Records supplied —
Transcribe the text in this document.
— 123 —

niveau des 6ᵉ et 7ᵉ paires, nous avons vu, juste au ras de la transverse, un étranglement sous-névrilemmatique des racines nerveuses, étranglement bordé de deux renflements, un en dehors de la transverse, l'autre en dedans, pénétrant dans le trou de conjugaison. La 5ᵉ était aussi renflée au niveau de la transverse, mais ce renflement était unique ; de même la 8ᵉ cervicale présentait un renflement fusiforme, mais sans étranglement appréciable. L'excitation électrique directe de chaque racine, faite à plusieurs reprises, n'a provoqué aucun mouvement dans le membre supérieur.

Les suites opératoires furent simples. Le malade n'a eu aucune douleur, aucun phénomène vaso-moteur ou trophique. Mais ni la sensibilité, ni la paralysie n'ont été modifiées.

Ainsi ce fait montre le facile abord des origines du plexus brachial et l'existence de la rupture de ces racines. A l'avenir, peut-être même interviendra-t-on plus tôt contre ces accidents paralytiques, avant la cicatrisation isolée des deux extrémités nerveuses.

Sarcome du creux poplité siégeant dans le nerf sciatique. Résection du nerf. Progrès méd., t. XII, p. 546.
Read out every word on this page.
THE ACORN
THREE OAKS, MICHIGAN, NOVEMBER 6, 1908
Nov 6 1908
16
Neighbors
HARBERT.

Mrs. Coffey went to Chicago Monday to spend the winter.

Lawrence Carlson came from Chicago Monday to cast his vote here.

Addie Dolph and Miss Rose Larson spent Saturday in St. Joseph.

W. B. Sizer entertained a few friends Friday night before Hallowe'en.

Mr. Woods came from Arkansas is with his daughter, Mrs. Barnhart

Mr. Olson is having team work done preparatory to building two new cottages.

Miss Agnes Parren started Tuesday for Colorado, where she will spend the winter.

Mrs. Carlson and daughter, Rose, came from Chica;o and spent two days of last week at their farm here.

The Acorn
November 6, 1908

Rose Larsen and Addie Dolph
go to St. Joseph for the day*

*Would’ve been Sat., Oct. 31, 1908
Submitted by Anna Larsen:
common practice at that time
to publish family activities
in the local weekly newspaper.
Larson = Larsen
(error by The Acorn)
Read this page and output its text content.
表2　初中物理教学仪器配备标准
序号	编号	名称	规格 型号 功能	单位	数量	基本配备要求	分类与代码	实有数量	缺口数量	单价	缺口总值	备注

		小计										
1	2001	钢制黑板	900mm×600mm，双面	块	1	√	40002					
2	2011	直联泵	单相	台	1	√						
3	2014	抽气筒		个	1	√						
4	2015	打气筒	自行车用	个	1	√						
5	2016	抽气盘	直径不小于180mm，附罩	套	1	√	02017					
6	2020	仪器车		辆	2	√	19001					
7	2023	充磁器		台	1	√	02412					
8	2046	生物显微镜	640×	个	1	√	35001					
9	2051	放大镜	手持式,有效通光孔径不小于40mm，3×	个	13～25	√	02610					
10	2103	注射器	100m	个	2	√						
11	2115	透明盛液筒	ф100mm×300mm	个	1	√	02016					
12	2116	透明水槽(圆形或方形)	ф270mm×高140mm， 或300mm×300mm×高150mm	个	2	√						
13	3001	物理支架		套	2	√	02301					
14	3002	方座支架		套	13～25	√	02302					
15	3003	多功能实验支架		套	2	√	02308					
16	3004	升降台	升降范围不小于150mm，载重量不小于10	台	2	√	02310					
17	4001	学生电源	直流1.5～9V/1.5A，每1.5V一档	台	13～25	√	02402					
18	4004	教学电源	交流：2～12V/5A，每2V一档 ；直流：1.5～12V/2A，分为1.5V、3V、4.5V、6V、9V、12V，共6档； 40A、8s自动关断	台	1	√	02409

Goal — The full set of records should be duplicated exactly.

Full response —
Transcribe the text in this document.
— 123 —

niveau des 6ᵉ et 7ᵉ paires, nous avons vu, juste au ras de la transverse, un étranglement sous-névrilemmatique des racines nerveuses, étranglement bordé de deux renflements, un en dehors de la transverse, l'autre en dedans, pénétrant dans le trou de conjugaison. La 5ᵉ était aussi renflée au niveau de la transverse, mais ce renflement était unique ; de même la 8ᵉ cervicale présentait un renflement fusiforme, mais sans étranglement appréciable. L'excitation électrique directe de chaque racine, faite à plusieurs reprises, n'a provoqué aucun mouvement dans le membre supérieur.

Les suites opératoires furent simples. Le malade n'a eu aucune douleur, aucun phénomène vaso-moteur ou trophique. Mais ni la sensibilité, ni la paralysie n'ont été modifiées.

Ainsi ce fait montre le facile abord des origines du plexus brachial et l'existence de la rupture de ces racines. A l'avenir, peut-être même interviendra-t-on plus tôt contre ces accidents paralytiques, avant la cicatrisation isolée des deux extrémités nerveuses.

Sarcome du creux poplité siégeant dans le nerf sciatique. Résection du nerf. Progrès méd., t. XII, p. 546.
Read out every word on this page.
THE ACORN
THREE OAKS, MICHIGAN, NOVEMBER 6, 1908
Nov 6 1908
16
Neighbors
HARBERT.

Mrs. Coffey went to Chicago Monday to spend the winter.

Lawrence Carlson came from Chicago Monday to cast his vote here.

Addie Dolph and Miss Rose Larson spent Saturday in St. Joseph.

W. B. Sizer entertained a few friends Friday night before Hallowe'en.

Mr. Woods came from Arkansas is with his daughter, Mrs. Barnhart

Mr. Olson is having team work done preparatory to building two new cottages.

Miss Agnes Parren started Tuesday for Colorado, where she will spend the winter.

Mrs. Carlson and daughter, Rose, came from Chica;o and spent two days of last week at their farm here.

The Acorn
November 6, 1908

Rose Larsen and Addie Dolph
go to St. Joseph for the day*

*Would’ve been Sat., Oct. 31, 1908
Submitted by Anna Larsen:
common practice at that time
to publish family activities
in the local weekly newspaper.
Larson = Larsen
(error by The Acorn)
Read this page and output its text content.
表2　初中物理教学仪器配备标准
序号	编号	名称	规格 型号 功能	单位	数量	基本配备要求	分类与代码	实有数量	缺口数量	单价	缺口总值	备注

		小计										
1	2001	钢制黑板	900mm×600mm，双面	块	1	√	40002					
2	2011	直联泵	单相	台	1	√						
3	2014	抽气筒		个	1	√						
4	2015	打气筒	自行车用	个	1	√						
5	2016	抽气盘	直径不小于180mm，附罩	套	1	√	02017					
6	2020	仪器车		辆	2	√	19001					
7	2023	充磁器		台	1	√	02412					
8	2046	生物显微镜	640×	个	1	√	35001					
9	2051	放大镜	手持式,有效通光孔径不小于40mm，3×	个	13～25	√	02610					
10	2103	注射器	100m	个	2	√						
11	2115	透明盛液筒	ф100mm×300mm	个	1	√	02016					
12	2116	透明水槽(圆形或方形)	ф270mm×高140mm， 或300mm×300mm×高150mm	个	2	√						
13	3001	物理支架		套	2	√	02301					
14	3002	方座支架		套	13～25	√	02302					
15	3003	多功能实验支架		套	2	√	02308					
16	3004	升降台	升降范围不小于150mm，载重量不小于10	台	2	√	02310					
17	4001	学生电源	直流1.5～9V/1.5A，每1.5V一档	台	13～25	√	02402					
18	4004	教学电源	交流：2～12V/5A，每2V一档 ；直流：1.5～12V/2A，分为1.5V、3V、4.5V、6V、9V、12V，共6档； 40A、8s自动关断	台	1	√	02409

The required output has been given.